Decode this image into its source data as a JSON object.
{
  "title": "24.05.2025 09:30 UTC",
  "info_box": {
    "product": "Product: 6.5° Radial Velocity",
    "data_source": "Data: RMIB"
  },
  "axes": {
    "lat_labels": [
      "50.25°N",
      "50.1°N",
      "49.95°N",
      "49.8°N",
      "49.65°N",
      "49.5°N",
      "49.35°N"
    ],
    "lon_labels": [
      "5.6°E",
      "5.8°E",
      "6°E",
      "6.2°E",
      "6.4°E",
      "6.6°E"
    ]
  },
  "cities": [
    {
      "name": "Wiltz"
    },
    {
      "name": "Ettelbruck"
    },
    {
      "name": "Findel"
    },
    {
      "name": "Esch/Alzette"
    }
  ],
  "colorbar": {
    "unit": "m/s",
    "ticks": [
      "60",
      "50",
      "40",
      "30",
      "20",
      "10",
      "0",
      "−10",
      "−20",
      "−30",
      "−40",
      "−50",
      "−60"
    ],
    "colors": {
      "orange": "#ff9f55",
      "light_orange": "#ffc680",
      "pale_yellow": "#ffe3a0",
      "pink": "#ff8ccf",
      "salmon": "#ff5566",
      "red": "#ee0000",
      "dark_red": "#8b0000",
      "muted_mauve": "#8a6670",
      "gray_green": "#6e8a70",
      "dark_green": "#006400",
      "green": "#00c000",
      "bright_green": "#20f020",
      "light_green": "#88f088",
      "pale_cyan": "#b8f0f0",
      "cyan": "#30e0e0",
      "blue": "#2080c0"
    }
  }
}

──────

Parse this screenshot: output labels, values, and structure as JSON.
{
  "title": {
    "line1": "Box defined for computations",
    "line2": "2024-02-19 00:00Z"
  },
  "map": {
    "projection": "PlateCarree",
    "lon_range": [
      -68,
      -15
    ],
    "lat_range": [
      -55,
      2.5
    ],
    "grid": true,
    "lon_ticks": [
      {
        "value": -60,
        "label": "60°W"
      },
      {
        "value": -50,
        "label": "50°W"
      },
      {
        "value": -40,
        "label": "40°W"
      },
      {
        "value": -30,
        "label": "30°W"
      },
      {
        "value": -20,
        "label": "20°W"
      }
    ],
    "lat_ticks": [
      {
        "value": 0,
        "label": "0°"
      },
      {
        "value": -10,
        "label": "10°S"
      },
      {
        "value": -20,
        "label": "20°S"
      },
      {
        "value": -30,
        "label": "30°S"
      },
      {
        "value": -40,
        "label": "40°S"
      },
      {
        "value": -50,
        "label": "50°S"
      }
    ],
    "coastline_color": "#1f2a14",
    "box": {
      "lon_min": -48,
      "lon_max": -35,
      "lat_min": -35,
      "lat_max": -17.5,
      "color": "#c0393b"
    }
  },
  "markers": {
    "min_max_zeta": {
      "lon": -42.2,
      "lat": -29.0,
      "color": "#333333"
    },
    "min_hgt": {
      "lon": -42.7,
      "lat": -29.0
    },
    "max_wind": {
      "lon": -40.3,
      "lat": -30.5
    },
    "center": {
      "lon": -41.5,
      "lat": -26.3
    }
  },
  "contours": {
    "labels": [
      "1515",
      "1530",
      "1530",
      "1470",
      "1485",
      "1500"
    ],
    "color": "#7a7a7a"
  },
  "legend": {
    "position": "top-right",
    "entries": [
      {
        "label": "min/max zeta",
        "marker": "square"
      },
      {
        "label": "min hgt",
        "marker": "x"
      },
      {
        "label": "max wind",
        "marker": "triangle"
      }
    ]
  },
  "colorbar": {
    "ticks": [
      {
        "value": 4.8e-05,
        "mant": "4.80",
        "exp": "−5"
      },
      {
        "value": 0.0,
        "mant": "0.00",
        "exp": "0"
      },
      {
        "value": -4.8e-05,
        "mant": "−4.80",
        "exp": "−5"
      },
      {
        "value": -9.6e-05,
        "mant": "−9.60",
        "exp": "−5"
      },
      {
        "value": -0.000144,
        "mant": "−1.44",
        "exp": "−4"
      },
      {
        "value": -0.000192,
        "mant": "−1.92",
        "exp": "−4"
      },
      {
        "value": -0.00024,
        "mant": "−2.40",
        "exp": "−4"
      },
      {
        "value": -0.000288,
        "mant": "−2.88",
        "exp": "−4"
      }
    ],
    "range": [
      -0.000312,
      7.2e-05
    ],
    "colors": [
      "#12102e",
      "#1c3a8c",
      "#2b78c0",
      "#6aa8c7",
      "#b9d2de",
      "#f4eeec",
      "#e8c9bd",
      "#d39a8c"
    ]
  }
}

──────

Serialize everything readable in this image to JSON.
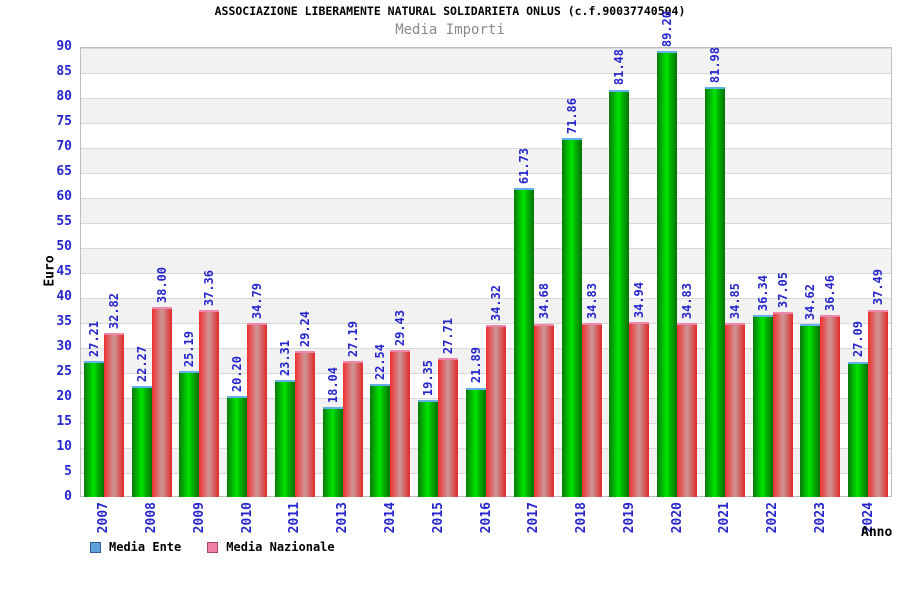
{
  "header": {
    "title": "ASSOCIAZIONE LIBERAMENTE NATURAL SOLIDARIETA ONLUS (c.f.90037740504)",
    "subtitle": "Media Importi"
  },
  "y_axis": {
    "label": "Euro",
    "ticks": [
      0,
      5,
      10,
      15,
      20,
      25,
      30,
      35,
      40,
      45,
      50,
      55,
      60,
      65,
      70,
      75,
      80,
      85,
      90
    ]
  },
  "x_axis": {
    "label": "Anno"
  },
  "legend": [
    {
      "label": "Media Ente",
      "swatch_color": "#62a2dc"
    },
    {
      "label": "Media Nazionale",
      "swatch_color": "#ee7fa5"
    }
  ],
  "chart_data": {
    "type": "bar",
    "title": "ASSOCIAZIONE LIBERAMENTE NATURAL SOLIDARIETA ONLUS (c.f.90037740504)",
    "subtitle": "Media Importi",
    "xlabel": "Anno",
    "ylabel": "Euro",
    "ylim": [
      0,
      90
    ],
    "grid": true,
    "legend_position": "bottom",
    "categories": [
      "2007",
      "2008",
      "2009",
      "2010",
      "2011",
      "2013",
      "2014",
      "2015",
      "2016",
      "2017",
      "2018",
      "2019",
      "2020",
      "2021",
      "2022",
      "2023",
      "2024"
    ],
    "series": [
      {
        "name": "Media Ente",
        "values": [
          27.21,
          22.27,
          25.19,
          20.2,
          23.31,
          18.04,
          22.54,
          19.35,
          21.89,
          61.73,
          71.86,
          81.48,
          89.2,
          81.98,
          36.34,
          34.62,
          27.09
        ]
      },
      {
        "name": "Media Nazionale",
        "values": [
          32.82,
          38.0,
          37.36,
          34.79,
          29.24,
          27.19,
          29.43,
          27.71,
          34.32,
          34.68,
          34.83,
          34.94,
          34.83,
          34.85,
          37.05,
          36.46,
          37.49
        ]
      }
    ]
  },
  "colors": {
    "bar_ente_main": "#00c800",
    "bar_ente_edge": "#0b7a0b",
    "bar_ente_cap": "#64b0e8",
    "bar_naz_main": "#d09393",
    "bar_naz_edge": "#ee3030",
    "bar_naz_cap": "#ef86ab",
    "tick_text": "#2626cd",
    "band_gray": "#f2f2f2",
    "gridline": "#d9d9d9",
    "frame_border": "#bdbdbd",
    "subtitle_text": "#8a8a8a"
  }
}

──────

THE EXERCISE: Return every line from the records above that holds the word "this".

WORKED SOLUTION:
Decode this image into its source data as a JSON object.
Parse this screenshot: output labels, values, and structure as JSON.
Serialize everything readable in this image to JSON.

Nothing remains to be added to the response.